◆ Article
►
Climate Change Weekly #415

The Heartland Institute’s 14th International Conference on Climate Change (ICCC-14) has come and gone, but its impact will continue. I encourage readers who were unable to attend to watch the videos of the conference online.

The theme of ICCC-14 was “The Great Reset: Climate Realism vs. Climate Socialism.” The program was a response to international elites’ push to exploit the supposed existential threat of climate change to get people to “reimagine capitalism,” in the words of Klaus Schwab, founder and executive chairman of the World Economic Forum. As described in numerous documents and discussions, the aim of those pushing the Great Reset (GR) is to impose socialism worldwide, especially on energy production and use, which is the foundation of the modern world.

The sessions included discussions of what climate science shows about humanity’s contribution to climate change; what danger, if any, it poses; how climate science has been corrupted; the economic impacts and the limits on liberty that flow from the Biden administration’s efforts to “fight climate change”; and more.

One of the subtlest and most perfidious paths through which the cabal of elitist activists, industrial and commercial interests, and national and international politicians and bureaucrats are trying to reset capitalism to prioritize “woke” social justice and green priorities is through the co-opting and takeover of global capital markets: banks, insurance, and stock and bond trading and investment.
◄
◆ What you need to do
a – Please retype the data entries from the first one through the line containing "detection-box (996, 90, 1026, 128)", keeping every line the same.
b – Extend the piece on the climate change conference, picking up after its last sentence.

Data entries
►
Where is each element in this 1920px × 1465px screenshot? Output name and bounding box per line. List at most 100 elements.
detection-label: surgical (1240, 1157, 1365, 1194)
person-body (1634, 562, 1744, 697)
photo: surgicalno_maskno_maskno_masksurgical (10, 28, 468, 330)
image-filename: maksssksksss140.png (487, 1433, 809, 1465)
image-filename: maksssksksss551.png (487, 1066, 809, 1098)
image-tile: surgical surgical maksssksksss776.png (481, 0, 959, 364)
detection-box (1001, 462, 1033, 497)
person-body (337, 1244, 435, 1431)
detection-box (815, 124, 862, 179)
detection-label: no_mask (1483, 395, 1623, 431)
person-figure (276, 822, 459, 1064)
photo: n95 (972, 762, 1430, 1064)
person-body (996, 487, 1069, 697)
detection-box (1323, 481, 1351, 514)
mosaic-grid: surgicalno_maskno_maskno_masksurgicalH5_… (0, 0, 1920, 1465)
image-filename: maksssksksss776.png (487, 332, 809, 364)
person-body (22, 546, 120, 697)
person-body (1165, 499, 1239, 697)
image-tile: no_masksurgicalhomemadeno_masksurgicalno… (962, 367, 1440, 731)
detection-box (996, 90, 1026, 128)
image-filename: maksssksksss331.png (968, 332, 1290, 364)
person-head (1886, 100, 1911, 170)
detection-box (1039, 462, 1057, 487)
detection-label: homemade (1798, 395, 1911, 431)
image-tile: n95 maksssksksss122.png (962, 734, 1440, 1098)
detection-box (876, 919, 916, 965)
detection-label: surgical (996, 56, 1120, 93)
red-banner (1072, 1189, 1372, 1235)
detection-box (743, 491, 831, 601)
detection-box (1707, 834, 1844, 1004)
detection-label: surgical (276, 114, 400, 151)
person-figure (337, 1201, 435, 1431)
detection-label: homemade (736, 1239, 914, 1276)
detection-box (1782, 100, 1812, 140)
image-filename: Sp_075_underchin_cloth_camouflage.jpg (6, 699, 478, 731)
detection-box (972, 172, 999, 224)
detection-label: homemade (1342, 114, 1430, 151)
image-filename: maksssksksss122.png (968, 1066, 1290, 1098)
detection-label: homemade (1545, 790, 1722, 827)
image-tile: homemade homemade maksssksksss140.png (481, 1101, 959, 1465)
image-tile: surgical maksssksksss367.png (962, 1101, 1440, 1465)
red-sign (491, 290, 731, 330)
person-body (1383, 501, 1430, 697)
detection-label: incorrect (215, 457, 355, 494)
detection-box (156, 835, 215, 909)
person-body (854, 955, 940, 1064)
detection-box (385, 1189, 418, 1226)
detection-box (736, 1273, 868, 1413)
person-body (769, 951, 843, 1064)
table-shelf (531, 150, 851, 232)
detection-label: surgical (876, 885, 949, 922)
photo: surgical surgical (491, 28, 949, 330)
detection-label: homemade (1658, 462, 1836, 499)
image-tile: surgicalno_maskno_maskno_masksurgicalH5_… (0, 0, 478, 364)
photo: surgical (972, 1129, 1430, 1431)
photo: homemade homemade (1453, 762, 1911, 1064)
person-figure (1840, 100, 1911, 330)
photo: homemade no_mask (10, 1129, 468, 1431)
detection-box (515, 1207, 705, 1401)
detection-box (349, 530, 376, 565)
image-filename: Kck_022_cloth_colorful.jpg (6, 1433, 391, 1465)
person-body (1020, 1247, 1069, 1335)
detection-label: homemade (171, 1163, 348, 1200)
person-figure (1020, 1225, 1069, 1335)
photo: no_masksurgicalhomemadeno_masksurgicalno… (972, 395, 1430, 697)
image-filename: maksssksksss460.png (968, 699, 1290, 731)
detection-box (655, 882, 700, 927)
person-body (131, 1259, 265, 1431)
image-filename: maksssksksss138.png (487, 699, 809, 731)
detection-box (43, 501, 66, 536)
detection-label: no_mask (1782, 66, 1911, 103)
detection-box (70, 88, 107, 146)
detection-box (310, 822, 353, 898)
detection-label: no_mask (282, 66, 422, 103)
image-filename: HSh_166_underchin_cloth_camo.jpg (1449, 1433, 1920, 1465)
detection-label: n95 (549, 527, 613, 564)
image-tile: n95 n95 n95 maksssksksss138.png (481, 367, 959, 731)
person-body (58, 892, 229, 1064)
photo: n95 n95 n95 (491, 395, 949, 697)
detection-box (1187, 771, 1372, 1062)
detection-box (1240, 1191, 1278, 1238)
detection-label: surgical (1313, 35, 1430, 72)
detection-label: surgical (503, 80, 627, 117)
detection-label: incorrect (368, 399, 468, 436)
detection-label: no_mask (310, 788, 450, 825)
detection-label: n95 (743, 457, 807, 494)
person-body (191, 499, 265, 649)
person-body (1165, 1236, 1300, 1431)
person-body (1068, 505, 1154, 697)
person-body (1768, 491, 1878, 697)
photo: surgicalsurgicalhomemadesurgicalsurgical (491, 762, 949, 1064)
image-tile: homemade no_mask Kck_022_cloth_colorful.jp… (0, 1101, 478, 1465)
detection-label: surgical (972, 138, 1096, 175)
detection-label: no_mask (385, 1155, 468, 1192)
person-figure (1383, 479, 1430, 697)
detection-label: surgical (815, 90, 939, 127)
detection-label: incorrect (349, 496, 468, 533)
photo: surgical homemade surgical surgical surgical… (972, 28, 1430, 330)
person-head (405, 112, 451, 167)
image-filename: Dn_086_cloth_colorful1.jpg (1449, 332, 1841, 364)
◄
◆ Task-by-task results
a –
Where is each element in this 1920px × 1465px screenshot? Output name and bounding box per line. List at most 100 elements.
detection-label: surgical (1240, 1157, 1365, 1194)
person-body (1634, 562, 1744, 697)
photo: surgicalno_maskno_maskno_masksurgical (10, 28, 468, 330)
image-filename: maksssksksss140.png (487, 1433, 809, 1465)
image-filename: maksssksksss551.png (487, 1066, 809, 1098)
image-tile: surgical surgical maksssksksss776.png (481, 0, 959, 364)
detection-box (1001, 462, 1033, 497)
person-body (337, 1244, 435, 1431)
detection-box (815, 124, 862, 179)
detection-label: no_mask (1483, 395, 1623, 431)
person-figure (276, 822, 459, 1064)
photo: n95 (972, 762, 1430, 1064)
person-body (996, 487, 1069, 697)
detection-box (1323, 481, 1351, 514)
mosaic-grid: surgicalno_maskno_maskno_masksurgicalH5_… (0, 0, 1920, 1465)
image-filename: maksssksksss776.png (487, 332, 809, 364)
person-body (22, 546, 120, 697)
person-body (1165, 499, 1239, 697)
image-tile: no_masksurgicalhomemadeno_masksurgicalno… (962, 367, 1440, 731)
detection-box (996, 90, 1026, 128)

b –
My colleague Justin Haskins, director of The Heartland Institute’s Stopping Socialism project, has been writing and speaking about this topic for some time. Justin made a powerful, wide-ranging presentation on the topic during IPCC-14 (his presentation begins at about 1:00 on the video linked here.) Justin shows beyond any shadow of a doubt that in pursuit of a great reset, global elites from big banks to politicians to portfolio fund managers and international bureaucrats are working “jointly and swiftly, to revamp all aspects of our societies and economies, from education to social contracts to working conditions. … Every industry, from oil and gas to tech must be transformed. In short, we need a Great Reset of Capitalism,” as he characterizes Schwab’s stated goal.

Big financial institutions such as Bank of America and Mastercard, investment managers such as BlackRock and Vanguard, and hundreds of corporations are going all-in on the financial and commercial portion of the Great Reset, pushing environmental, social, and governance (ESG) metrics.

These powerful people and institutions would have ESG metrics replace capitalization, revenue, profits, and profit margins as the new way of evaluating businesses. Under ESG, returns on investment and returns to stockholders and owners are not as important in a company’s rankings as its embrace of left-wing causes. These causes include how “green” a company is, having the “right” ratio of minorities, avoiding involvement in politically disfavored industries (such gun manufacturing and fossil fuel production), and other such woke leftist considerations.

Companies are then given a score or rating to determine how well they align with ESG goals, and banks will use these scores to make lending and other commercial decisions, and portfolio managers will use them to determine investment recommendations and propose initiatives and board choices to be offered at annual meetings.

Hundreds of the world’s largest corporations, including financial institutions, have already implemented ESG systems and reporting metrics within their companies, and investor groups worth trillions of dollars have pledged to prioritize these companies over those that refuse to participate.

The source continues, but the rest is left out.